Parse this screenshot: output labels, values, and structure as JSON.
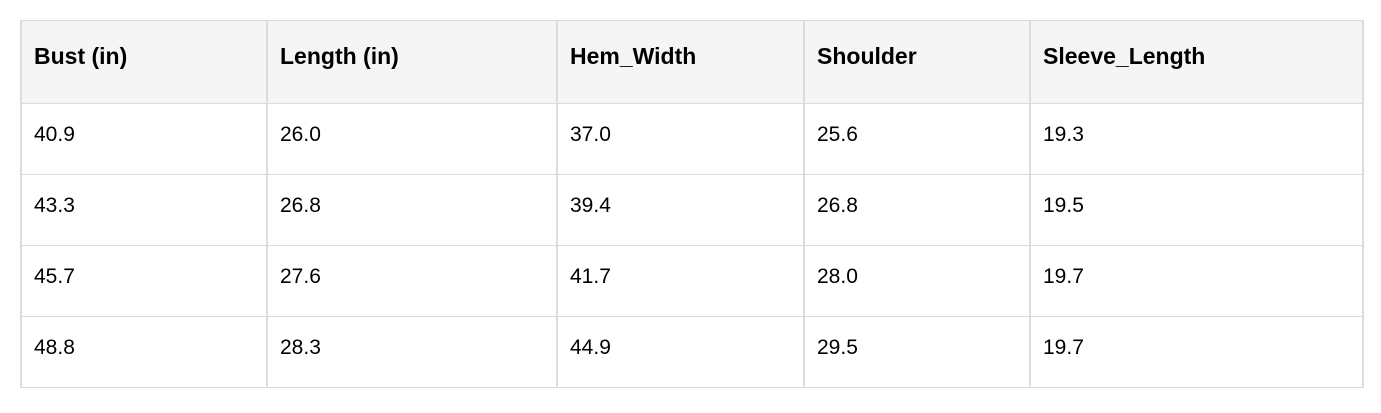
{
  "table": {
    "headers": [
      "Bust (in)",
      "Length (in)",
      "Hem_Width",
      "Shoulder",
      "Sleeve_Length"
    ],
    "rows": [
      [
        "40.9",
        "26.0",
        "37.0",
        "25.6",
        "19.3"
      ],
      [
        "43.3",
        "26.8",
        "39.4",
        "26.8",
        "19.5"
      ],
      [
        "45.7",
        "27.6",
        "41.7",
        "28.0",
        "19.7"
      ],
      [
        "48.8",
        "28.3",
        "44.9",
        "29.5",
        "19.7"
      ]
    ]
  }
}
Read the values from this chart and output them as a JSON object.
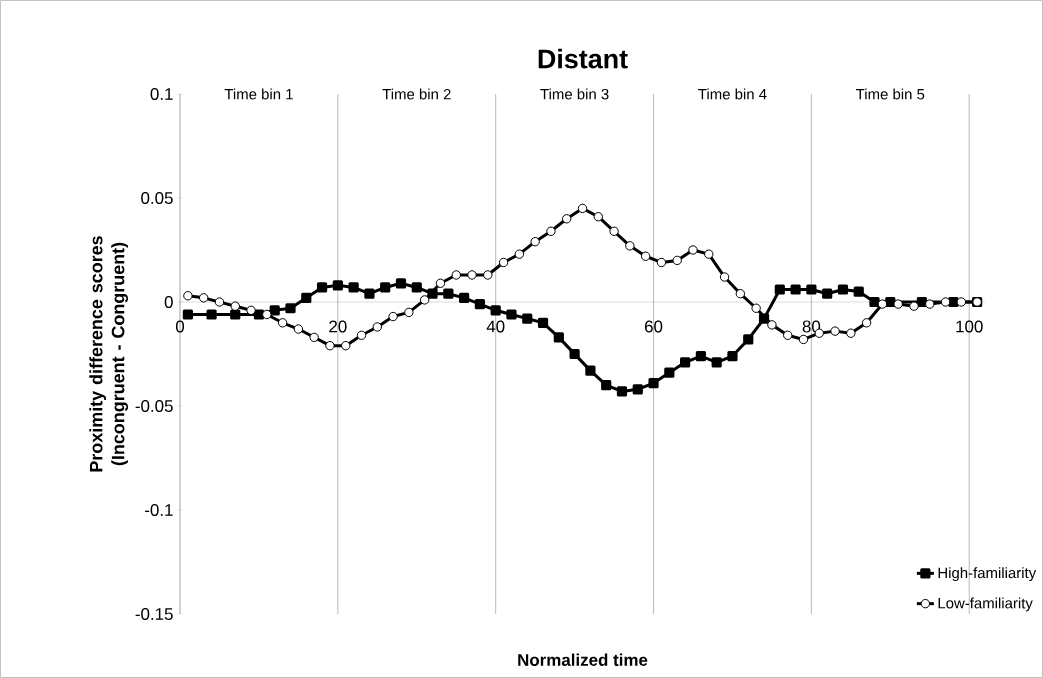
{
  "chart_data": {
    "type": "line",
    "title": "Distant",
    "xlabel": "Normalized time",
    "ylabel": "Proximity difference scores (Incongruent - Congruent)",
    "annotations": [
      "Time bin 1",
      "Time bin 2",
      "Time bin 3",
      "Time bin 4",
      "Time bin 5"
    ],
    "xlim": [
      0,
      102
    ],
    "ylim": [
      -0.15,
      0.1
    ],
    "xticks": [
      0,
      20,
      40,
      60,
      80,
      100
    ],
    "yticks": [
      -0.15,
      -0.1,
      -0.05,
      0,
      0.05,
      0.1
    ],
    "grid": "x",
    "legend": "bottom right",
    "series": [
      {
        "name": "High-familiarity",
        "color": "#000000",
        "marker": "square",
        "x": [
          1,
          4,
          7,
          10,
          12,
          14,
          16,
          18,
          20,
          22,
          24,
          26,
          28,
          30,
          32,
          34,
          36,
          38,
          40,
          42,
          44,
          46,
          48,
          50,
          52,
          54,
          56,
          58,
          60,
          62,
          64,
          66,
          68,
          70,
          72,
          74,
          76,
          78,
          80,
          82,
          84,
          86,
          88,
          90,
          94,
          98,
          101
        ],
        "values": [
          -0.006,
          -0.006,
          -0.006,
          -0.006,
          -0.004,
          -0.003,
          0.002,
          0.007,
          0.008,
          0.007,
          0.004,
          0.007,
          0.009,
          0.007,
          0.004,
          0.004,
          0.002,
          -0.001,
          -0.004,
          -0.006,
          -0.008,
          -0.01,
          -0.017,
          -0.025,
          -0.033,
          -0.04,
          -0.043,
          -0.042,
          -0.039,
          -0.034,
          -0.029,
          -0.026,
          -0.029,
          -0.026,
          -0.018,
          -0.008,
          0.006,
          0.006,
          0.006,
          0.004,
          0.006,
          0.005,
          0.0,
          0.0,
          0.0,
          0.0,
          0.0
        ]
      },
      {
        "name": "Low-familiarity",
        "color": "#000000",
        "marker": "circle",
        "x": [
          1,
          3,
          5,
          7,
          9,
          11,
          13,
          15,
          17,
          19,
          21,
          23,
          25,
          27,
          29,
          31,
          33,
          35,
          37,
          39,
          41,
          43,
          45,
          47,
          49,
          51,
          53,
          55,
          57,
          59,
          61,
          63,
          65,
          67,
          69,
          71,
          73,
          75,
          77,
          79,
          81,
          83,
          85,
          87,
          89,
          91,
          93,
          95,
          97,
          99,
          101
        ],
        "values": [
          0.003,
          0.002,
          0.0,
          -0.002,
          -0.004,
          -0.006,
          -0.01,
          -0.013,
          -0.017,
          -0.021,
          -0.021,
          -0.016,
          -0.012,
          -0.007,
          -0.005,
          0.001,
          0.009,
          0.013,
          0.013,
          0.013,
          0.019,
          0.023,
          0.029,
          0.034,
          0.04,
          0.045,
          0.041,
          0.034,
          0.027,
          0.022,
          0.019,
          0.02,
          0.025,
          0.023,
          0.012,
          0.004,
          -0.003,
          -0.011,
          -0.016,
          -0.018,
          -0.015,
          -0.014,
          -0.015,
          -0.01,
          -0.001,
          -0.001,
          -0.002,
          -0.001,
          0.0,
          0.0,
          0.0
        ]
      }
    ]
  }
}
:::
Aim of the exercise: Return each line with "name".

Exercise answer:
        "name": "High-familiarity",
        "name": "Low-familiarity",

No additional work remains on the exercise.